**Material supplied**
★ ★ ★ ★

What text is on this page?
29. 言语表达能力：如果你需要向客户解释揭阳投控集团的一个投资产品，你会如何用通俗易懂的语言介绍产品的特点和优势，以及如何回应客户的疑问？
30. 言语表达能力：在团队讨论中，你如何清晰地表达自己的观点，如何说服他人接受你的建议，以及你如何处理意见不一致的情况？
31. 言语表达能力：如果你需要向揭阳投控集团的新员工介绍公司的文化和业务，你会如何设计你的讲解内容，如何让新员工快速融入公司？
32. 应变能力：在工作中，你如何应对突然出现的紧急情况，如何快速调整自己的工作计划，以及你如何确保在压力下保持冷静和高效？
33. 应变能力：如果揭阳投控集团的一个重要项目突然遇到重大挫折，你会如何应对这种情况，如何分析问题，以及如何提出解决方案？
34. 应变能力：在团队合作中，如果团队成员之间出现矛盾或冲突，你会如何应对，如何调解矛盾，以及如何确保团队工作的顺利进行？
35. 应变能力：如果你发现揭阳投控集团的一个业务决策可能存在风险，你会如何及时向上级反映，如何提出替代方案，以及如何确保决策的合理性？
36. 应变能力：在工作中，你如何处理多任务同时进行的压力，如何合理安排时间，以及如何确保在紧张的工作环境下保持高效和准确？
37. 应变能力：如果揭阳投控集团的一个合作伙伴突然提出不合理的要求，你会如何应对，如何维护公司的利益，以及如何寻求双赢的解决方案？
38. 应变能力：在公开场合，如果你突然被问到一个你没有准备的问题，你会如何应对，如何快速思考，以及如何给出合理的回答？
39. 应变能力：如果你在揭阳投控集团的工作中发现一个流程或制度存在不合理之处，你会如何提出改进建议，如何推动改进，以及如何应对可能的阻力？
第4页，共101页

★ ★ ★ ★

Quote each line of the data above exactly as written.

What text is on this page?
29. 言语表达能力：如果你需要向客户解释揭阳投控集团的一个投资产品，你会如何用通俗易懂的语言介绍产品的特点和优势，以及如何回应客户的疑问？
30. 言语表达能力：在团队讨论中，你如何清晰地表达自己的观点，如何说服他人接受你的建议，以及你如何处理意见不一致的情况？
31. 言语表达能力：如果你需要向揭阳投控集团的新员工介绍公司的文化和业务，你会如何设计你的讲解内容，如何让新员工快速融入公司？
32. 应变能力：在工作中，你如何应对突然出现的紧急情况，如何快速调整自己的工作计划，以及你如何确保在压力下保持冷静和高效？
33. 应变能力：如果揭阳投控集团的一个重要项目突然遇到重大挫折，你会如何应对这种情况，如何分析问题，以及如何提出解决方案？
34. 应变能力：在团队合作中，如果团队成员之间出现矛盾或冲突，你会如何应对，如何调解矛盾，以及如何确保团队工作的顺利进行？
35. 应变能力：如果你发现揭阳投控集团的一个业务决策可能存在风险，你会如何及时向上级反映，如何提出替代方案，以及如何确保决策的合理性？
36. 应变能力：在工作中，你如何处理多任务同时进行的压力，如何合理安排时间，以及如何确保在紧张的工作环境下保持高效和准确？
37. 应变能力：如果揭阳投控集团的一个合作伙伴突然提出不合理的要求，你会如何应对，如何维护公司的利益，以及如何寻求双赢的解决方案？
38. 应变能力：在公开场合，如果你突然被问到一个你没有准备的问题，你会如何应对，如何快速思考，以及如何给出合理的回答？
39. 应变能力：如果你在揭阳投控集团的工作中发现一个流程或制度存在不合理之处，你会如何提出改进建议，如何推动改进，以及如何应对可能的阻力？
第4页，共101页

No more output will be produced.